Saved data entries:
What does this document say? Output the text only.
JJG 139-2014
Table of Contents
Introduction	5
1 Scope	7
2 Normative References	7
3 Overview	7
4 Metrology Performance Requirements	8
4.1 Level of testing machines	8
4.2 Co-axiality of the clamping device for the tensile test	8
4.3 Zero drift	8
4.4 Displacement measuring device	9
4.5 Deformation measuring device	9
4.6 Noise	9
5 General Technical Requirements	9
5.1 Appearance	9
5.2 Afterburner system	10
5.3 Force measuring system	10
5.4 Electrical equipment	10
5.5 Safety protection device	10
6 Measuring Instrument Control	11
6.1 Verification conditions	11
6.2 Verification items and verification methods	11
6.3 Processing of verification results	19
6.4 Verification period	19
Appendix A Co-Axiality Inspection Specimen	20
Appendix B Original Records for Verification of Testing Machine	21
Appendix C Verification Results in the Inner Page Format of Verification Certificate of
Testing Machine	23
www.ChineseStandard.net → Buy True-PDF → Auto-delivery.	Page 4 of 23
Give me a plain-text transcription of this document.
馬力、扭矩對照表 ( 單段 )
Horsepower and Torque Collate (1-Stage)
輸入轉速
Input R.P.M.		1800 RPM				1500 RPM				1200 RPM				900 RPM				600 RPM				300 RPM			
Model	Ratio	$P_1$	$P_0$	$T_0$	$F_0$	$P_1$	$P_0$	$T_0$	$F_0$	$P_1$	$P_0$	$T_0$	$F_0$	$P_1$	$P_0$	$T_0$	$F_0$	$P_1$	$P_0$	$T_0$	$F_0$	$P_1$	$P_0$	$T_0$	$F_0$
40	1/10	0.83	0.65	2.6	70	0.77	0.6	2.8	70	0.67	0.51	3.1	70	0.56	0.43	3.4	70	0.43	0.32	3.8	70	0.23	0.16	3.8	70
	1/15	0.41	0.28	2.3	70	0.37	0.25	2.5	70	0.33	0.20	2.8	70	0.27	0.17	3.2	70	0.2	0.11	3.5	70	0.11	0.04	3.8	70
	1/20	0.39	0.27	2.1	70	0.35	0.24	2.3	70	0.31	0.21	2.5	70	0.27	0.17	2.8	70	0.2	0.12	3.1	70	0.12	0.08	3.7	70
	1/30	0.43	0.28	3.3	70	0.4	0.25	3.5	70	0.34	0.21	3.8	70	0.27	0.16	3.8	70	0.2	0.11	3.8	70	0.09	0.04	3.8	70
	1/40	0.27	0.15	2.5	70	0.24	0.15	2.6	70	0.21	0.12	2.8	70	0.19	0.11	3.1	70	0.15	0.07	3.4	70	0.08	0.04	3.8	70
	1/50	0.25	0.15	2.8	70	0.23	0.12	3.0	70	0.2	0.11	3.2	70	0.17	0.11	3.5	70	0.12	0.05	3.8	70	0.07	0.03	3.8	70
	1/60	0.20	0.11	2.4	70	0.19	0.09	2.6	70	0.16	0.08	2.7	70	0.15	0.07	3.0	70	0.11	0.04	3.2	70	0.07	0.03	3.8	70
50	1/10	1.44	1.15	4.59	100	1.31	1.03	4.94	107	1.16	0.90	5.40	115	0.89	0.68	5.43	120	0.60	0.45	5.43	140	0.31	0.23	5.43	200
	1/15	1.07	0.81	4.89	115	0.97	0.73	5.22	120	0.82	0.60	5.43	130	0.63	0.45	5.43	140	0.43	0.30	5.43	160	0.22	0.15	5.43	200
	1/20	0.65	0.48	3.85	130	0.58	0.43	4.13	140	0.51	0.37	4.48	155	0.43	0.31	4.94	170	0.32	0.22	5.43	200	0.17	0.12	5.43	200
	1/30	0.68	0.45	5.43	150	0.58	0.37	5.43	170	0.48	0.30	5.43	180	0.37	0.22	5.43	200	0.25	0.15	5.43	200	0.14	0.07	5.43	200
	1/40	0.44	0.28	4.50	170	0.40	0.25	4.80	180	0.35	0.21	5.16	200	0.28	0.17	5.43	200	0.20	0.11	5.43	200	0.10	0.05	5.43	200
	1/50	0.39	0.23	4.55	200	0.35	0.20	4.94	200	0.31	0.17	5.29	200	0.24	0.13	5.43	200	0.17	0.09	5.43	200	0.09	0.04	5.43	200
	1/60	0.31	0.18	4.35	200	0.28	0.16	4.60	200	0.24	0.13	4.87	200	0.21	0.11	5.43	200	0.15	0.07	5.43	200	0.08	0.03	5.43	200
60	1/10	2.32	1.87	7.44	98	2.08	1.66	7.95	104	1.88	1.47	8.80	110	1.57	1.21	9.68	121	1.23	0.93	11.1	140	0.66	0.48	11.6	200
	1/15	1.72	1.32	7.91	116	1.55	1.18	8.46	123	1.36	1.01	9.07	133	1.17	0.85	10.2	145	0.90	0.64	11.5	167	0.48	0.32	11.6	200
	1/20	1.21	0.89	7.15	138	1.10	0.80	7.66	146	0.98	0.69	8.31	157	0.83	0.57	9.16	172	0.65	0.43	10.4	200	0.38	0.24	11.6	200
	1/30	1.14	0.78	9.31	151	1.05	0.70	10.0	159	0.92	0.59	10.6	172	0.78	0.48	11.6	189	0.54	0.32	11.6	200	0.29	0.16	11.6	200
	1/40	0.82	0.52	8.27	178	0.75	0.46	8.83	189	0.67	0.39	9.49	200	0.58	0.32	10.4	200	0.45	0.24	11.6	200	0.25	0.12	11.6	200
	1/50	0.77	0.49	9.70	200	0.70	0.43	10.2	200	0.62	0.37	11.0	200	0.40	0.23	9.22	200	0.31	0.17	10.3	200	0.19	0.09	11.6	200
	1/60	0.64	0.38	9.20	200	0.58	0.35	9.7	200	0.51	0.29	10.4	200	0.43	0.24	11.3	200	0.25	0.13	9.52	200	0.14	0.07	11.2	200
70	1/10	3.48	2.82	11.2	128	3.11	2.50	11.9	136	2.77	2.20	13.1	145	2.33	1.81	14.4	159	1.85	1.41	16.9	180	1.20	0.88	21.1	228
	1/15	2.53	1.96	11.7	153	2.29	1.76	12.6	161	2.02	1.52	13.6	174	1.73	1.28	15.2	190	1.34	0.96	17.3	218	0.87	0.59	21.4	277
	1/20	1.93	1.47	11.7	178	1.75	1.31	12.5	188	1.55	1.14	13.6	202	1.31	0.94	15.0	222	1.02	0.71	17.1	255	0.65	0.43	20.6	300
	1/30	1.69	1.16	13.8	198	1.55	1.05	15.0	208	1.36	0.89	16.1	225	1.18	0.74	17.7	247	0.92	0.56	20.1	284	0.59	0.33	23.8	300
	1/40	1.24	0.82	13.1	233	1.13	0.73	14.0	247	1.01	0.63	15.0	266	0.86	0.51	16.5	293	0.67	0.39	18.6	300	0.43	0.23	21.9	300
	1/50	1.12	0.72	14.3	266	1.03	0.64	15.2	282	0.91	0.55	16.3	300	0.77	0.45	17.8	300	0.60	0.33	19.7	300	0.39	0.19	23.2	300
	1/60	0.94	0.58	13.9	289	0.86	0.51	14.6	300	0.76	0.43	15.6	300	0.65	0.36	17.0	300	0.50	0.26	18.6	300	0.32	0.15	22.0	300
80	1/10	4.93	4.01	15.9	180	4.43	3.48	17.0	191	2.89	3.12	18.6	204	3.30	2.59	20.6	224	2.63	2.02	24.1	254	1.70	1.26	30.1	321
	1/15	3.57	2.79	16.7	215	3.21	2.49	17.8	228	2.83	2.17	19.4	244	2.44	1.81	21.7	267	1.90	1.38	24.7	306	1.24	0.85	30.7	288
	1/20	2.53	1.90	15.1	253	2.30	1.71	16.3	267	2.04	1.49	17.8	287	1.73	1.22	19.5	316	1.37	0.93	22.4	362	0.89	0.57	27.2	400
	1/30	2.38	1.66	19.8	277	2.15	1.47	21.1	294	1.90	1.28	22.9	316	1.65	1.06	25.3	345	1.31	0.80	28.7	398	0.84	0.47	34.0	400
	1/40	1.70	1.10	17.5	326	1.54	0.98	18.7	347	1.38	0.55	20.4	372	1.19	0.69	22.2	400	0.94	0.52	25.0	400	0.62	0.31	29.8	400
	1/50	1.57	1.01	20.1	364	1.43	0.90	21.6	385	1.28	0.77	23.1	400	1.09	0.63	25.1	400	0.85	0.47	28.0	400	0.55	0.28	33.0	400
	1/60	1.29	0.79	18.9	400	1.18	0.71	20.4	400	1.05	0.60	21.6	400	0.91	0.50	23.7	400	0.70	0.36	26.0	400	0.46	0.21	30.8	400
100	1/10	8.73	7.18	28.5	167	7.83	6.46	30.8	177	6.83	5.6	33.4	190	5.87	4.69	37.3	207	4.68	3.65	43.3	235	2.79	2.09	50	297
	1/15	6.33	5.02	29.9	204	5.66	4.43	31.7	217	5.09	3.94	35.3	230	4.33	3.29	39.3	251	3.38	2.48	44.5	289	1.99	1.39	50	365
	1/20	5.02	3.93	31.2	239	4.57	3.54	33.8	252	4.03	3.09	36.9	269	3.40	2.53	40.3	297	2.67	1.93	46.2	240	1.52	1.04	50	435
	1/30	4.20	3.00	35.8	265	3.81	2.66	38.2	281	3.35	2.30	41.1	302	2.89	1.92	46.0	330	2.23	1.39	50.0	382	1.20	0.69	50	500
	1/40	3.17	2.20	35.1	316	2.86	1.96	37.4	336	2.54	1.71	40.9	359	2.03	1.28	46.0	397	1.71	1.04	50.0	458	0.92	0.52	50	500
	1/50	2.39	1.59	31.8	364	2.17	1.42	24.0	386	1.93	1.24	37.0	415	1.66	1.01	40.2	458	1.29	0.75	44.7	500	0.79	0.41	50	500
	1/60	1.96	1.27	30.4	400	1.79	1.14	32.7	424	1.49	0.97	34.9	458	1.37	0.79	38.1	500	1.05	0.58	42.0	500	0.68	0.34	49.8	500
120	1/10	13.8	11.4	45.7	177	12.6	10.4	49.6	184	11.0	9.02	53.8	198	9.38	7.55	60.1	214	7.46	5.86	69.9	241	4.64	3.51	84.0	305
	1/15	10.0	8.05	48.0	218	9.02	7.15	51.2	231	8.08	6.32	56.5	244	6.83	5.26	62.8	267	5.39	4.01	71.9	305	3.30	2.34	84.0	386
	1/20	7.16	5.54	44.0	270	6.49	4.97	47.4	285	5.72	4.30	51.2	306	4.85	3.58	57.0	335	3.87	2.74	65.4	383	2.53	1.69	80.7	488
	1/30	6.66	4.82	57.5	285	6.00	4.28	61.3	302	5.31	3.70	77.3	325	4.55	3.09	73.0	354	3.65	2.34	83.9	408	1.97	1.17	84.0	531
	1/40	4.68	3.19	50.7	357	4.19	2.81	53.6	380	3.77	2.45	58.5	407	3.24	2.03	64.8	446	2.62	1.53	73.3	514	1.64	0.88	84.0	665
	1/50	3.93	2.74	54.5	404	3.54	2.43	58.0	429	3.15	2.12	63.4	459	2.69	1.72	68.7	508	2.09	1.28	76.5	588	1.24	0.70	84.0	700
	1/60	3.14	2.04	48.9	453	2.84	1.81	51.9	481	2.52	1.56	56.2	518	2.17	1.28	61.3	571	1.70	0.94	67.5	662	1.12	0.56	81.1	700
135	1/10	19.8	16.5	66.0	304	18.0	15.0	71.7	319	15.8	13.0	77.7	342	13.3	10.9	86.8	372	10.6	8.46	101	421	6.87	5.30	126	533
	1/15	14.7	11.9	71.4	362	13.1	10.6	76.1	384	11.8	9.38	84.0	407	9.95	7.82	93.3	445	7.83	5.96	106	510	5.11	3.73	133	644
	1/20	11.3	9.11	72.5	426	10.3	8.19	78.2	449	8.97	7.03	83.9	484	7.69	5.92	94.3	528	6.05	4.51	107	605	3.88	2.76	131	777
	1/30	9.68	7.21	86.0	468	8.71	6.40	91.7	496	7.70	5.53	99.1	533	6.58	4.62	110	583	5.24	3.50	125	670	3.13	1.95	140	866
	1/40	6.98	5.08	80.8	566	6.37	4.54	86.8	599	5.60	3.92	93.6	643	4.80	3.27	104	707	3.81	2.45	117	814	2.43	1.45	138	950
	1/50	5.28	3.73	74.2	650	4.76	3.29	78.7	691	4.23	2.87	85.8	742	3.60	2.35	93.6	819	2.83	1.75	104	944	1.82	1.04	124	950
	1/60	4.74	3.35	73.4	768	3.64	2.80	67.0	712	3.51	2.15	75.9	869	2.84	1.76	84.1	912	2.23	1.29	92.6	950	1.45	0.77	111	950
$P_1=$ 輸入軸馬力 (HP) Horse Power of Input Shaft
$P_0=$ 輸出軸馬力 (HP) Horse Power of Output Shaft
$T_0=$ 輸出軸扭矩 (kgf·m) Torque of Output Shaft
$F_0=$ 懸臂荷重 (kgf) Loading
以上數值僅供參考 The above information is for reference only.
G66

== What this task involves ==
In the listing, find every line with the word "document" and state how many there are, nothing more.

== Written answer ==
2